### INPUT RECORDS

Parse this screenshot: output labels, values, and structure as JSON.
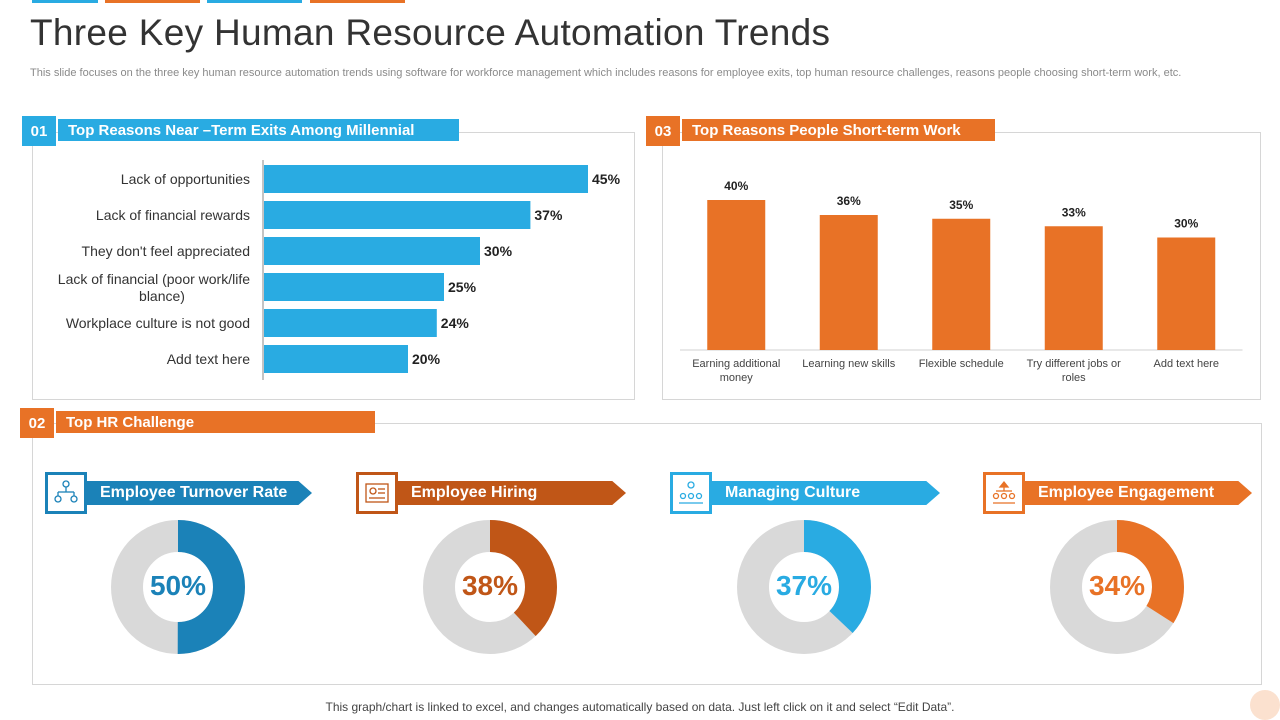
{
  "title": "Three Key Human Resource Automation Trends",
  "subtitle": "This slide focuses on the three key human resource automation trends using software for workforce management which includes reasons for employee exits, top human resource challenges, reasons people choosing short-term work, etc.",
  "colors": {
    "blue": "#29abe2",
    "orange": "#e87226",
    "dark_blue": "#1b82b8",
    "rust": "#c05617",
    "gray": "#d9d9d9"
  },
  "section1": {
    "number": "01",
    "title": "Top Reasons Near –Term Exits Among Millennial"
  },
  "section2": {
    "number": "02",
    "title": "Top HR Challenge",
    "kpis": [
      {
        "label": "Employee Turnover Rate",
        "value_label": "50%",
        "value": 50,
        "icon": "org-chart-icon",
        "color": "#1b82b8"
      },
      {
        "label": "Employee Hiring",
        "value_label": "38%",
        "value": 38,
        "icon": "resume-icon",
        "color": "#c05617"
      },
      {
        "label": "Managing Culture",
        "value_label": "37%",
        "value": 37,
        "icon": "team-icon",
        "color": "#29abe2"
      },
      {
        "label": "Employee Engagement",
        "value_label": "34%",
        "value": 34,
        "icon": "hierarchy-icon",
        "color": "#e87226"
      }
    ]
  },
  "section3": {
    "number": "03",
    "title": "Top Reasons People Short-term Work"
  },
  "footer": "This graph/chart is linked to excel, and changes automatically based on data. Just left click on it and select “Edit Data”.",
  "chart_data": [
    {
      "type": "bar",
      "orientation": "horizontal",
      "categories": [
        "Lack of opportunities",
        "Lack of financial rewards",
        "They don't feel appreciated",
        "Lack of financial (poor work/life blance)",
        "Workplace culture is not good",
        "Add text here"
      ],
      "values": [
        45,
        37,
        30,
        25,
        24,
        20
      ],
      "value_labels": [
        "45%",
        "37%",
        "30%",
        "25%",
        "24%",
        "20%"
      ],
      "xlim": [
        0,
        50
      ],
      "grid": false
    },
    {
      "type": "bar",
      "categories": [
        "Earning additional money",
        "Learning new skills",
        "Flexible schedule",
        "Try different jobs or roles",
        "Add text here"
      ],
      "values": [
        40,
        36,
        35,
        33,
        30
      ],
      "value_labels": [
        "40%",
        "36%",
        "35%",
        "33%",
        "30%"
      ],
      "ylim": [
        0,
        40
      ],
      "grid": false
    }
  ]
}
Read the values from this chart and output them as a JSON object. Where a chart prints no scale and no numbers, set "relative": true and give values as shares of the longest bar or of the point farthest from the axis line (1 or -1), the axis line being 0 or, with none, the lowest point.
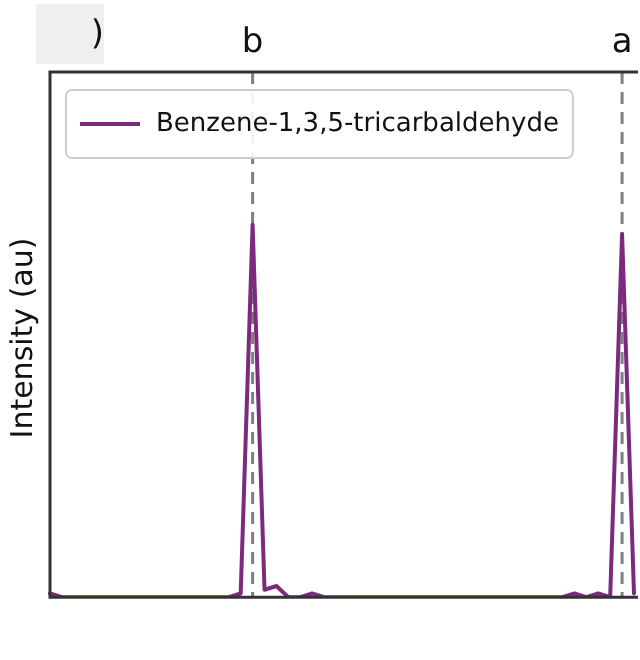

######

▸ **TASK TO CARRY OUT**
In your copy of the records, include no pictures; repeat everything else exactly.

▸ **FINISHED TASK**
Parse this screenshot: output labels, values, and structure as JSON.
{
  "title": "Three Key Human Resource Automation Trends",
  "subtitle": "This slide focuses on the three key human resource automation trends using software for workforce management which includes reasons for employee exits, top human resource challenges, reasons people choosing short-term work, etc.",
  "colors": {
    "blue": "#29abe2",
    "orange": "#e87226",
    "dark_blue": "#1b82b8",
    "rust": "#c05617",
    "gray": "#d9d9d9"
  },
  "section1": {
    "number": "01",
    "title": "Top Reasons Near –Term Exits Among Millennial"
  },
  "section2": {
    "number": "02",
    "title": "Top HR Challenge",
    "kpis": [
      {
        "label": "Employee Turnover Rate",
        "value_label": "50%",
        "value": 50,
        "icon": "org-chart-icon",
        "color": "#1b82b8"
      },
      {
        "label": "Employee Hiring",
        "value_label": "38%",
        "value": 38,
        "icon": "resume-icon",
        "color": "#c05617"
      },
      {
        "label": "Managing Culture",
        "value_label": "37%",
        "value": 37,
        "icon": "team-icon",
        "color": "#29abe2"
      },
      {
        "label": "Employee Engagement",
        "value_label": "34%",
        "value": 34,
        "icon": "hierarchy-icon",
        "color": "#e87226"
      }
    ]
  },
  "section3": {
    "number": "03",
    "title": "Top Reasons People Short-term Work"
  },
  "footer": "This graph/chart is linked to excel, and changes automatically based on data. Just left click on it and select “Edit Data”.",
  "chart_data": [
    {
      "type": "bar",
      "orientation": "horizontal",
      "categories": [
        "Lack of opportunities",
        "Lack of financial rewards",
        "They don't feel appreciated",
        "Lack of financial (poor work/life blance)",
        "Workplace culture is not good",
        "Add text here"
      ],
      "values": [
        45,
        37,
        30,
        25,
        24,
        20
      ],
      "value_labels": [
        "45%",
        "37%",
        "30%",
        "25%",
        "24%",
        "20%"
      ],
      "xlim": [
        0,
        50
      ],
      "grid": false
    },
    {
      "type": "bar",
      "categories": [
        "Earning additional money",
        "Learning new skills",
        "Flexible schedule",
        "Try different jobs or roles",
        "Add text here"
      ],
      "values": [
        40,
        36,
        35,
        33,
        30
      ],
      "value_labels": [
        "40%",
        "36%",
        "35%",
        "33%",
        "30%"
      ],
      "ylim": [
        0,
        40
      ],
      "grid": false
    }
  ]
}
Read the values from this chart and output them as a JSON object. Where a chart prints no scale and no numbers, set "relative": true and give values as shares of the longest bar or of the point farthest from the axis line (1 or -1), the axis line being 0 or, with none, the lowest point.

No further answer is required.